* _TEXT SEGMENT_:
================================
When I was 12 years old, my family went on vacation and, at my request, left me behind. My mother told me that I could sleep in her and my stepdad’s bedroom — normally strictly off limits to kids — and watch their TV. The first night they were away, I made a horrifying mistake: “The Exorcist” was debuting on Canadian television. It came on around sunset. I turned on the TV and climbed into my parents’ bed. You know what happened next.

I wanted to go turn off the TV, but I didn’t dare for fear of what might be waiting in the darkness. I tried hiding under the covers but that only made it worse. I don’t know when I fell asleep, but I do know that every time I closed my eyes I could see the ravaged, green, grinning face of Linda Blair. As Randall Sullivan would say, the face of evil.

The Devil’s greatest trick, as the saying goes (attributed sometimes to Baudelaire and other times to “The Usual Suspects”), was to convince the world he doesn’t exist. Sullivan, an investigative journalist, goes out looking for him in our modern world. And “The Devil’s Best Trick” is a master class in the difficult art of first-person, narrative nonfiction.

At the start of his journey, Sullivan’s not sure if he believes in the Devil; by the end he is certain that Satan is real. Sullivan is never showy, and doesn’t insert himself into the story more than necessary, but we always feel he is there with us — which is often comforting and necessary, given his sinister subject.
================================
Stored dataset items:
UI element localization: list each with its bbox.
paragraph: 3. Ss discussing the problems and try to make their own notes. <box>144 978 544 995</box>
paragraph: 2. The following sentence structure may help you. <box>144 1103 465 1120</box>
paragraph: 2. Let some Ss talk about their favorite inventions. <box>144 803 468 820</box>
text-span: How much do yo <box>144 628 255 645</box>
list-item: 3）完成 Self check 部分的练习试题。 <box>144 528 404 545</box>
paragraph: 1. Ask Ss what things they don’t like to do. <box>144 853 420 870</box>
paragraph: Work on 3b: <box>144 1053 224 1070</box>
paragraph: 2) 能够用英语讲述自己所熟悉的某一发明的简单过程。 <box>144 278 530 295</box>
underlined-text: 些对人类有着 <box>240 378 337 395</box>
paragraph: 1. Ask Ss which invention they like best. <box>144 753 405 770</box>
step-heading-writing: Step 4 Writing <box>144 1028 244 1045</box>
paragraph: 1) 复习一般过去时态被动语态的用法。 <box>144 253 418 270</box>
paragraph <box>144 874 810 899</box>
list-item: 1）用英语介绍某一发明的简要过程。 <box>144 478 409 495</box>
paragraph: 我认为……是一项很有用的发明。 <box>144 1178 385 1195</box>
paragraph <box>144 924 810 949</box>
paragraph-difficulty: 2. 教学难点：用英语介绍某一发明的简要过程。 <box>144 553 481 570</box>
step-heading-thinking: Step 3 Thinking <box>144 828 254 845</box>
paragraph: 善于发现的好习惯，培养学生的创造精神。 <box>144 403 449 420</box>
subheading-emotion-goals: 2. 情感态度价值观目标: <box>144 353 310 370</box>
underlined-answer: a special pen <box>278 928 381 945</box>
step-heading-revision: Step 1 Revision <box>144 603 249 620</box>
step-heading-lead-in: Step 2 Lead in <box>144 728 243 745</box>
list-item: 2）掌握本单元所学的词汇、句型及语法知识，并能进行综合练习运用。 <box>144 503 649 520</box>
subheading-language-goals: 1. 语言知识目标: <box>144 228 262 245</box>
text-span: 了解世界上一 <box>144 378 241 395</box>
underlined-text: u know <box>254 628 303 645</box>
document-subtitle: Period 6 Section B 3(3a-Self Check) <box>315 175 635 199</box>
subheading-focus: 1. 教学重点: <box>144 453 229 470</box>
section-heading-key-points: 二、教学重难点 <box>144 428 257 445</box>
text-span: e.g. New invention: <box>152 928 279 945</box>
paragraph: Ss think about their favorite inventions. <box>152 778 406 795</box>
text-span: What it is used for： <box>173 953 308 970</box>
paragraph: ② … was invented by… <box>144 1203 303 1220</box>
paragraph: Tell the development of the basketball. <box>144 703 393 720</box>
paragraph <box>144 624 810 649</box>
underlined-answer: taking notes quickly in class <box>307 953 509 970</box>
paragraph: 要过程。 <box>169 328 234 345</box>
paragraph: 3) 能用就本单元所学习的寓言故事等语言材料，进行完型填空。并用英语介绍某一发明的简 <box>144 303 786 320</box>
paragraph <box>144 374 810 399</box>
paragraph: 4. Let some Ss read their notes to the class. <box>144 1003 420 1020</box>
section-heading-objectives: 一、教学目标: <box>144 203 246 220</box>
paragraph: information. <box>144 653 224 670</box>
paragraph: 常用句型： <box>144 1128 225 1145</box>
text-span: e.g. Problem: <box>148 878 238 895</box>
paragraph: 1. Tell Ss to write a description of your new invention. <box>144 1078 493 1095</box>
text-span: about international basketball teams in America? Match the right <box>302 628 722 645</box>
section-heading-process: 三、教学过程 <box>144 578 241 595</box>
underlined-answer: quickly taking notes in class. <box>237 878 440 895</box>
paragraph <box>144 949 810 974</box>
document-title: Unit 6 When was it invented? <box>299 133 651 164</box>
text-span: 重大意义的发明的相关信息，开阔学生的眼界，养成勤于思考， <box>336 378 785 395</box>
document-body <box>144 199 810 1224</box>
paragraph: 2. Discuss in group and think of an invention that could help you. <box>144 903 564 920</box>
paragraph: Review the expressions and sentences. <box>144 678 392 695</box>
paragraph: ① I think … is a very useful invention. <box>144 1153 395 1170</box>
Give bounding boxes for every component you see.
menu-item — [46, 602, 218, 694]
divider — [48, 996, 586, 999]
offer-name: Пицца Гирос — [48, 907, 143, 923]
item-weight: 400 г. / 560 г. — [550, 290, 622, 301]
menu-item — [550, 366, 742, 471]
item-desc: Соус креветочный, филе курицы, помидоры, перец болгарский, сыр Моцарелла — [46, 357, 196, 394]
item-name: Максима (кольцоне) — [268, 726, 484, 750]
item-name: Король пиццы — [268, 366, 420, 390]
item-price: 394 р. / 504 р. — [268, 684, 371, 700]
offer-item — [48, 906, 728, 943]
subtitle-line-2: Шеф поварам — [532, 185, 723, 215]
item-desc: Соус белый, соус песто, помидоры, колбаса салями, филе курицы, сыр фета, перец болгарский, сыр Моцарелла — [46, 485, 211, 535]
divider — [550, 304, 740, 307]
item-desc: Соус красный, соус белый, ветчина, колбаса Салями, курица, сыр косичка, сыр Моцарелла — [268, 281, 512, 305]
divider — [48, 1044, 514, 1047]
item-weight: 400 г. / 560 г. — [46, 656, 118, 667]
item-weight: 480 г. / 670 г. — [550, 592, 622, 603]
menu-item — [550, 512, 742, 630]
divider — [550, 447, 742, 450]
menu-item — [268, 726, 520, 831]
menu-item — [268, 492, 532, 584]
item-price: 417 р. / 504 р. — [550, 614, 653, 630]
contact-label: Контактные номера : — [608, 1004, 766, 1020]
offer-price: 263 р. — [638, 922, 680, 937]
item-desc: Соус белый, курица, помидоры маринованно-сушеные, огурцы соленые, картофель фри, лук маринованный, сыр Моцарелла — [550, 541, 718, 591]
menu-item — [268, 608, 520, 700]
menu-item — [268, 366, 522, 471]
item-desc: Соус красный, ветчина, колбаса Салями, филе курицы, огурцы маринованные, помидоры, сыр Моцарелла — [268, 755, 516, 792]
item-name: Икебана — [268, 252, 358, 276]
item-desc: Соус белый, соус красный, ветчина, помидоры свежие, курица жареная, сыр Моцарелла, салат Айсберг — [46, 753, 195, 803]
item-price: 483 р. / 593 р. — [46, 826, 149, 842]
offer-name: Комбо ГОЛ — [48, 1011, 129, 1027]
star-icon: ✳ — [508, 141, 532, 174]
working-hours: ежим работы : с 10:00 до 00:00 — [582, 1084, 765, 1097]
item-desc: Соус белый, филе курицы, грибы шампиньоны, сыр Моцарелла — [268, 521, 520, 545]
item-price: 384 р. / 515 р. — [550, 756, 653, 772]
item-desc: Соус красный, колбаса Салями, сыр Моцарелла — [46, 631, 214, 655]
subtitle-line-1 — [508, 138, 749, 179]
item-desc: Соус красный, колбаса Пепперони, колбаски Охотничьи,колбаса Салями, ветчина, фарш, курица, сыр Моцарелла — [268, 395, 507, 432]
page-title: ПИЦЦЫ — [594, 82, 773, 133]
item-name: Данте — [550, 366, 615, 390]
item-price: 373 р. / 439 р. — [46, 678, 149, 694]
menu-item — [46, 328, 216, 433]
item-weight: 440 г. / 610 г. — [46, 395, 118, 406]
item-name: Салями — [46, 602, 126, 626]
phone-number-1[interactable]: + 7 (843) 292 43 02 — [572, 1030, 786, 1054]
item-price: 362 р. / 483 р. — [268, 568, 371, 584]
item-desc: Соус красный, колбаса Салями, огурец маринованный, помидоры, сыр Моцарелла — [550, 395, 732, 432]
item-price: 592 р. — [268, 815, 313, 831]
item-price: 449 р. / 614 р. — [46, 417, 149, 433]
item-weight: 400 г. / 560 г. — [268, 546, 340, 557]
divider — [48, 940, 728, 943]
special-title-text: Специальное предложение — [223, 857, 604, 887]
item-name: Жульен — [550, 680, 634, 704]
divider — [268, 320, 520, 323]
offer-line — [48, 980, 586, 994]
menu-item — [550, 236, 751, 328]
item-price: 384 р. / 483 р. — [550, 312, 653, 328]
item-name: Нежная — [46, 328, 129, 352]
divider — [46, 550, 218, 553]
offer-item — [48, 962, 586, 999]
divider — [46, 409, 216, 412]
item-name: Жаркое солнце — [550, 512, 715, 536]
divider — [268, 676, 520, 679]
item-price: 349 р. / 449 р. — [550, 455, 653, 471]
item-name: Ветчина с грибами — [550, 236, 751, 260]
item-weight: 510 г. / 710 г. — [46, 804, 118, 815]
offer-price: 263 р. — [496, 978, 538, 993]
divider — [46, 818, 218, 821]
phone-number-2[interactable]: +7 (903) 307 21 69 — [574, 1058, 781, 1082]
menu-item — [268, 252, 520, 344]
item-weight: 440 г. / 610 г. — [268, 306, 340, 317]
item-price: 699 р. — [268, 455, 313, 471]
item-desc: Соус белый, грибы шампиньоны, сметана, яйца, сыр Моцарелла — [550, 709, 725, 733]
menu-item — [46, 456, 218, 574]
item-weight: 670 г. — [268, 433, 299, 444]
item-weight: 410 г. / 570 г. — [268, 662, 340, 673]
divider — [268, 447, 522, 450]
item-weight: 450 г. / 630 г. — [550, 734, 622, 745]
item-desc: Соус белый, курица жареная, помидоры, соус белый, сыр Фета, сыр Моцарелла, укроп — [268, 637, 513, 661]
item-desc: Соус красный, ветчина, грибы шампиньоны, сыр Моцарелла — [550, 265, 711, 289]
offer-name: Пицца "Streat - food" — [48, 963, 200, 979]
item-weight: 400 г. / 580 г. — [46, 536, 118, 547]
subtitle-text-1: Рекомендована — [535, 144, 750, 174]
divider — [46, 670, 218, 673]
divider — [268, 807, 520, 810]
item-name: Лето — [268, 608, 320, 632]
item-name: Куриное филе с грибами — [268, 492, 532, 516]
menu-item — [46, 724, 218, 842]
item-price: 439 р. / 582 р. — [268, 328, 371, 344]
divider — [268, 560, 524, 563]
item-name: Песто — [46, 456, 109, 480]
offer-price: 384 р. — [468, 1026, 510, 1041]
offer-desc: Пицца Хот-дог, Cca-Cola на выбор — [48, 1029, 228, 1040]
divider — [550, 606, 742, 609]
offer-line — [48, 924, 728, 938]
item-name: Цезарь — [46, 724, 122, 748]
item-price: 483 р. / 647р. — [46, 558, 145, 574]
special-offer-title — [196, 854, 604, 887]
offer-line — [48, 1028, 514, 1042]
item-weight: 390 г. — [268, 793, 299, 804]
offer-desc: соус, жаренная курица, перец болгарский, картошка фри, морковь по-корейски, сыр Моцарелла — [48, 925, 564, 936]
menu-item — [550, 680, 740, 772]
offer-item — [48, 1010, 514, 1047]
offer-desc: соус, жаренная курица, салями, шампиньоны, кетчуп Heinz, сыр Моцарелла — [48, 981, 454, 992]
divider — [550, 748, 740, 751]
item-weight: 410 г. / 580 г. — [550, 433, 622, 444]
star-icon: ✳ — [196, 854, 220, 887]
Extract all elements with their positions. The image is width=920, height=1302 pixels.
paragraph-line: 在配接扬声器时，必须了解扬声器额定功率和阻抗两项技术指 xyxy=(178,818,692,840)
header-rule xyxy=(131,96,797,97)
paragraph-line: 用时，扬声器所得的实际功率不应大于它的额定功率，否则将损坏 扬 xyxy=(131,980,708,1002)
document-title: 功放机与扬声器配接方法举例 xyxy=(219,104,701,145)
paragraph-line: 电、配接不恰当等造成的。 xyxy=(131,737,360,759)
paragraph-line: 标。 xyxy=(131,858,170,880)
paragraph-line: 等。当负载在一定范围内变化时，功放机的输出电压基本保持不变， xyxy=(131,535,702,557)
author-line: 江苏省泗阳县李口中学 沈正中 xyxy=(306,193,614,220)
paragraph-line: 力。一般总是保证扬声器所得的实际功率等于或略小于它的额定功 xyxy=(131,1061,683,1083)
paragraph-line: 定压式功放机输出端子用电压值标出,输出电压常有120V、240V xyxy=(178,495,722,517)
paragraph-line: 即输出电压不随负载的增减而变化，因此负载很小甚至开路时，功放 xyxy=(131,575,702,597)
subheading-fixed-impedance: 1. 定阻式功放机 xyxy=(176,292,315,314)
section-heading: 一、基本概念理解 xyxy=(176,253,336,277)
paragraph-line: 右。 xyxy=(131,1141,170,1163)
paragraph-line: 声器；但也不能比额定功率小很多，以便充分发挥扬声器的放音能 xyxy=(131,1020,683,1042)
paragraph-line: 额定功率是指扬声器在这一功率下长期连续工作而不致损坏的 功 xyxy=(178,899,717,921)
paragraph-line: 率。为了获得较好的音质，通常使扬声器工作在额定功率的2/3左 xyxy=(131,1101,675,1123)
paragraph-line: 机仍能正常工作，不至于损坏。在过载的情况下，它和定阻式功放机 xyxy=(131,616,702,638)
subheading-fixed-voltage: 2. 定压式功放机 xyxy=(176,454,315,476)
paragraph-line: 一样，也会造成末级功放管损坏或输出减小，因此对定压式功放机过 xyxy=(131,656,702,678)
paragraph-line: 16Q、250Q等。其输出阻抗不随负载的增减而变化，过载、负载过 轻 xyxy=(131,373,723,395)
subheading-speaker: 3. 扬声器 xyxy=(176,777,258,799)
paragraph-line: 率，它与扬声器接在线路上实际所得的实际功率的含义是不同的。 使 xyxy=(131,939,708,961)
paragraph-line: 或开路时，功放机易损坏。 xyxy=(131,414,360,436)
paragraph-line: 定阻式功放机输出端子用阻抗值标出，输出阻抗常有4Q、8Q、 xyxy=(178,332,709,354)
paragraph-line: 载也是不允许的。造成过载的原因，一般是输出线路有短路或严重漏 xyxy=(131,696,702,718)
================================
* _PROBLEMS TO WORK ON_:
• a. Answer these questions using the book review.
(i) How old was the narrator when the family left for vacation?
(ii) What film was debuting on Canadian television that first night?
(iii) What kind of journalist is Sullivan?
• b. State whether each statement agrees with the book review, and quote the words that decide it.
(i) The narrator got up and turned off the TV.
(ii) By the end of his journey, Sullivan is certain that Satan is real.
(iii) The saying about the Devil's greatest trick is attributed only to Baudelaire.

* _OUTPUTS IN ORDER_:
• a.
(i) 12 years old
(ii) “The Exorcist”
(iii) An investigative journalist

• b.
(i) No: "I wanted to go turn off the TV, but I didn’t dare for fear of what might be waiting in the darkness."
(ii) Yes: "by the end he is certain that Satan is real."
(iii) No: "attributed sometimes to Baudelaire and other times to “The Usual Suspects”"